***** PROVIDED ENTRIES
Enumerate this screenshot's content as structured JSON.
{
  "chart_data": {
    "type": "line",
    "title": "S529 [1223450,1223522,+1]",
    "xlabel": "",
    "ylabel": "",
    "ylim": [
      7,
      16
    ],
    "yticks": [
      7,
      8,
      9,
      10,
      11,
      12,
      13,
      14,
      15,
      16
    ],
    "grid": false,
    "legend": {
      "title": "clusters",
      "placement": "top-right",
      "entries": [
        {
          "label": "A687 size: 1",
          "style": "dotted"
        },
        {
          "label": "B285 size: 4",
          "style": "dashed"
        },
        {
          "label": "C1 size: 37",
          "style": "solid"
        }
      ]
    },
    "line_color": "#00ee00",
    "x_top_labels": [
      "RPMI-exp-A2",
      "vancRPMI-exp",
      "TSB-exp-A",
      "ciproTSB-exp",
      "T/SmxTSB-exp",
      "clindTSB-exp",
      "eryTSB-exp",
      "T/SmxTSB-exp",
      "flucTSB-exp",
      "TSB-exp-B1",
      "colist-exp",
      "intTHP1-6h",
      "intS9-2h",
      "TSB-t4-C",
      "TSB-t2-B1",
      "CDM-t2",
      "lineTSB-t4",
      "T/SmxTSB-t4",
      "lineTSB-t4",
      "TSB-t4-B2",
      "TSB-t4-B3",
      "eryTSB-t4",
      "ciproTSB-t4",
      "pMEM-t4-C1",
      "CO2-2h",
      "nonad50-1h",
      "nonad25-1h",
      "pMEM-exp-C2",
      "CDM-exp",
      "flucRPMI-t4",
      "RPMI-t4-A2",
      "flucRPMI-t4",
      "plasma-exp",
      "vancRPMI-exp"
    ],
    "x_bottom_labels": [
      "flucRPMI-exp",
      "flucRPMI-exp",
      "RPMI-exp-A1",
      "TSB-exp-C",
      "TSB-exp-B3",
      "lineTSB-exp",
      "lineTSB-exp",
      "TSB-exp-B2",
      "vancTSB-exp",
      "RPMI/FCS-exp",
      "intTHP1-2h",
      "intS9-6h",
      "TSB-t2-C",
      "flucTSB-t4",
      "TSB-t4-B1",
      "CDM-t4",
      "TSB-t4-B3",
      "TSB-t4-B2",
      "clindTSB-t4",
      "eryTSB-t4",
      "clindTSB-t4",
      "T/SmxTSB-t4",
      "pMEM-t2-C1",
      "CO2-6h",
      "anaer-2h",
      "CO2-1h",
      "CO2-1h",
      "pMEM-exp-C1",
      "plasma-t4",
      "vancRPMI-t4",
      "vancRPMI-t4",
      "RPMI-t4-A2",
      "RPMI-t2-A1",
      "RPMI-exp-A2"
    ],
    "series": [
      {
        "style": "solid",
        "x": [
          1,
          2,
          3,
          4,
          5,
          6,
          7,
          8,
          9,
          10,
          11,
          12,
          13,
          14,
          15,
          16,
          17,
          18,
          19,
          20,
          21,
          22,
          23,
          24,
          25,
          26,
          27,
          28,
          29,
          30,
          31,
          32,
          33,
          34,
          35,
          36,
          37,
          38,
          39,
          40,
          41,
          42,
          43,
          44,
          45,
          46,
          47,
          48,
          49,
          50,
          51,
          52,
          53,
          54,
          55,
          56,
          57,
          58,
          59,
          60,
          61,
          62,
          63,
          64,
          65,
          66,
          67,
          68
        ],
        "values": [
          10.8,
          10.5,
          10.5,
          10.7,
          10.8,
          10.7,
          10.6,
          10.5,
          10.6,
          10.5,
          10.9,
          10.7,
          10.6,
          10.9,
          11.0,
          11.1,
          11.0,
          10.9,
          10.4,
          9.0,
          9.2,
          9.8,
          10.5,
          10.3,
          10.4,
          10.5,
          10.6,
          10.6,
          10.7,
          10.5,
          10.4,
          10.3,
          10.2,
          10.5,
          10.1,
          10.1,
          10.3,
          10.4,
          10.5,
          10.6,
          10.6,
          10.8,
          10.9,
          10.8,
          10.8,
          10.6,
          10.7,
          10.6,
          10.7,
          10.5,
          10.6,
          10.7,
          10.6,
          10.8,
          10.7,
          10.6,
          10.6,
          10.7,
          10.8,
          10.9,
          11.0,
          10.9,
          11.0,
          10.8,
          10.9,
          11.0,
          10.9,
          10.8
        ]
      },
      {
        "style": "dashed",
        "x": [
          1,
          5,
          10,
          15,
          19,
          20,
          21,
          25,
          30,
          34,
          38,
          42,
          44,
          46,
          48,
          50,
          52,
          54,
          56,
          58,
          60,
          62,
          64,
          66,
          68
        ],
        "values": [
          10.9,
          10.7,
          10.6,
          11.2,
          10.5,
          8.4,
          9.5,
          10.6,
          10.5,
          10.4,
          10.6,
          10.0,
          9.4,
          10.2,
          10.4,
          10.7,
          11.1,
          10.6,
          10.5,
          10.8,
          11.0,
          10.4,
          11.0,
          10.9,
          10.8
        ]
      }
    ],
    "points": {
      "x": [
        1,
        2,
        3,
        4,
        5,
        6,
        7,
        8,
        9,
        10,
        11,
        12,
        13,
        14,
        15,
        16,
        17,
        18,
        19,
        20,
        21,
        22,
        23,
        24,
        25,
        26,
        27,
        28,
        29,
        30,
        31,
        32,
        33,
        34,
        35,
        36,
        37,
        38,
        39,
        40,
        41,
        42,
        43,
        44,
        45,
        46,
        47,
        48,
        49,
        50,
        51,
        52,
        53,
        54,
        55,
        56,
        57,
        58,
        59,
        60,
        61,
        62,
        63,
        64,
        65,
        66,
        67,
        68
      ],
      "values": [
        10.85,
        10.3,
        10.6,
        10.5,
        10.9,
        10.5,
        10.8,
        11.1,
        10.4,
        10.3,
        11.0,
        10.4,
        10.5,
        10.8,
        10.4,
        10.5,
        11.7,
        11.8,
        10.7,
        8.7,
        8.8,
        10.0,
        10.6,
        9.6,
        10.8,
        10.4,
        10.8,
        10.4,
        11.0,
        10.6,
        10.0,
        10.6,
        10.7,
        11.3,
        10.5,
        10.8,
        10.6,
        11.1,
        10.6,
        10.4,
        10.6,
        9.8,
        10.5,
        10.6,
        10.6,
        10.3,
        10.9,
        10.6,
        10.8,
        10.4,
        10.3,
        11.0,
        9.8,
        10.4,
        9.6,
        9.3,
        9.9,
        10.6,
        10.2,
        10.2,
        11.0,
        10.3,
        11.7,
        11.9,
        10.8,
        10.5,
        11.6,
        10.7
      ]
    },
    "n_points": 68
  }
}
**********
PROBLEM TO WORK ON :: Give all the entries again exactly; leave none out.

SOLUTION TO THE PROBLEM ::
Enumerate this screenshot's content as structured JSON.
{
  "chart_data": {
    "type": "line",
    "title": "S529 [1223450,1223522,+1]",
    "xlabel": "",
    "ylabel": "",
    "ylim": [
      7,
      16
    ],
    "yticks": [
      7,
      8,
      9,
      10,
      11,
      12,
      13,
      14,
      15,
      16
    ],
    "grid": false,
    "legend": {
      "title": "clusters",
      "placement": "top-right",
      "entries": [
        {
          "label": "A687 size: 1",
          "style": "dotted"
        },
        {
          "label": "B285 size: 4",
          "style": "dashed"
        },
        {
          "label": "C1 size: 37",
          "style": "solid"
        }
      ]
    },
    "line_color": "#00ee00",
    "x_top_labels": [
      "RPMI-exp-A2",
      "vancRPMI-exp",
      "TSB-exp-A",
      "ciproTSB-exp",
      "T/SmxTSB-exp",
      "clindTSB-exp",
      "eryTSB-exp",
      "T/SmxTSB-exp",
      "flucTSB-exp",
      "TSB-exp-B1",
      "colist-exp",
      "intTHP1-6h",
      "intS9-2h",
      "TSB-t4-C",
      "TSB-t2-B1",
      "CDM-t2",
      "lineTSB-t4",
      "T/SmxTSB-t4",
      "lineTSB-t4",
      "TSB-t4-B2",
      "TSB-t4-B3",
      "eryTSB-t4",
      "ciproTSB-t4",
      "pMEM-t4-C1",
      "CO2-2h",
      "nonad50-1h",
      "nonad25-1h",
      "pMEM-exp-C2",
      "CDM-exp",
      "flucRPMI-t4",
      "RPMI-t4-A2",
      "flucRPMI-t4",
      "plasma-exp",
      "vancRPMI-exp"
    ],
    "x_bottom_labels": [
      "flucRPMI-exp",
      "flucRPMI-exp",
      "RPMI-exp-A1",
      "TSB-exp-C",
      "TSB-exp-B3",
      "lineTSB-exp",
      "lineTSB-exp",
      "TSB-exp-B2",
      "vancTSB-exp",
      "RPMI/FCS-exp",
      "intTHP1-2h",
      "intS9-6h",
      "TSB-t2-C",
      "flucTSB-t4",
      "TSB-t4-B1",
      "CDM-t4",
      "TSB-t4-B3",
      "TSB-t4-B2",
      "clindTSB-t4",
      "eryTSB-t4",
      "clindTSB-t4",
      "T/SmxTSB-t4",
      "pMEM-t2-C1",
      "CO2-6h",
      "anaer-2h",
      "CO2-1h",
      "CO2-1h",
      "pMEM-exp-C1",
      "plasma-t4",
      "vancRPMI-t4",
      "vancRPMI-t4",
      "RPMI-t4-A2",
      "RPMI-t2-A1",
      "RPMI-exp-A2"
    ],
    "series": [
      {
        "style": "solid",
        "x": [
          1,
          2,
          3,
          4,
          5,
          6,
          7,
          8,
          9,
          10,
          11,
          12,
          13,
          14,
          15,
          16,
          17,
          18,
          19,
          20,
          21,
          22,
          23,
          24,
          25,
          26,
          27,
          28,
          29,
          30,
          31,
          32,
          33,
          34,
          35,
          36,
          37,
          38,
          39,
          40,
          41,
          42,
          43,
          44,
          45,
          46,
          47,
          48,
          49,
          50,
          51,
          52,
          53,
          54,
          55,
          56,
          57,
          58,
          59,
          60,
          61,
          62,
          63,
          64,
          65,
          66,
          67,
          68
        ],
        "values": [
          10.8,
          10.5,
          10.5,
          10.7,
          10.8,
          10.7,
          10.6,
          10.5,
          10.6,
          10.5,
          10.9,
          10.7,
          10.6,
          10.9,
          11.0,
          11.1,
          11.0,
          10.9,
          10.4,
          9.0,
          9.2,
          9.8,
          10.5,
          10.3,
          10.4,
          10.5,
          10.6,
          10.6,
          10.7,
          10.5,
          10.4,
          10.3,
          10.2,
          10.5,
          10.1,
          10.1,
          10.3,
          10.4,
          10.5,
          10.6,
          10.6,
          10.8,
          10.9,
          10.8,
          10.8,
          10.6,
          10.7,
          10.6,
          10.7,
          10.5,
          10.6,
          10.7,
          10.6,
          10.8,
          10.7,
          10.6,
          10.6,
          10.7,
          10.8,
          10.9,
          11.0,
          10.9,
          11.0,
          10.8,
          10.9,
          11.0,
          10.9,
          10.8
        ]
      },
      {
        "style": "dashed",
        "x": [
          1,
          5,
          10,
          15,
          19,
          20,
          21,
          25,
          30,
          34,
          38,
          42,
          44,
          46,
          48,
          50,
          52,
          54,
          56,
          58,
          60,
          62,
          64,
          66,
          68
        ],
        "values": [
          10.9,
          10.7,
          10.6,
          11.2,
          10.5,
          8.4,
          9.5,
          10.6,
          10.5,
          10.4,
          10.6,
          10.0,
          9.4,
          10.2,
          10.4,
          10.7,
          11.1,
          10.6,
          10.5,
          10.8,
          11.0,
          10.4,
          11.0,
          10.9,
          10.8
        ]
      }
    ],
    "points": {
      "x": [
        1,
        2,
        3,
        4,
        5,
        6,
        7,
        8,
        9,
        10,
        11,
        12,
        13,
        14,
        15,
        16,
        17,
        18,
        19,
        20,
        21,
        22,
        23,
        24,
        25,
        26,
        27,
        28,
        29,
        30,
        31,
        32,
        33,
        34,
        35,
        36,
        37,
        38,
        39,
        40,
        41,
        42,
        43,
        44,
        45,
        46,
        47,
        48,
        49,
        50,
        51,
        52,
        53,
        54,
        55,
        56,
        57,
        58,
        59,
        60,
        61,
        62,
        63,
        64,
        65,
        66,
        67,
        68
      ],
      "values": [
        10.85,
        10.3,
        10.6,
        10.5,
        10.9,
        10.5,
        10.8,
        11.1,
        10.4,
        10.3,
        11.0,
        10.4,
        10.5,
        10.8,
        10.4,
        10.5,
        11.7,
        11.8,
        10.7,
        8.7,
        8.8,
        10.0,
        10.6,
        9.6,
        10.8,
        10.4,
        10.8,
        10.4,
        11.0,
        10.6,
        10.0,
        10.6,
        10.7,
        11.3,
        10.5,
        10.8,
        10.6,
        11.1,
        10.6,
        10.4,
        10.6,
        9.8,
        10.5,
        10.6,
        10.6,
        10.3,
        10.9,
        10.6,
        10.8,
        10.4,
        10.3,
        11.0,
        9.8,
        10.4,
        9.6,
        9.3,
        9.9,
        10.6,
        10.2,
        10.2,
        11.0,
        10.3,
        11.7,
        11.9,
        10.8,
        10.5,
        11.6,
        10.7
      ]
    },
    "n_points": 68
  }
}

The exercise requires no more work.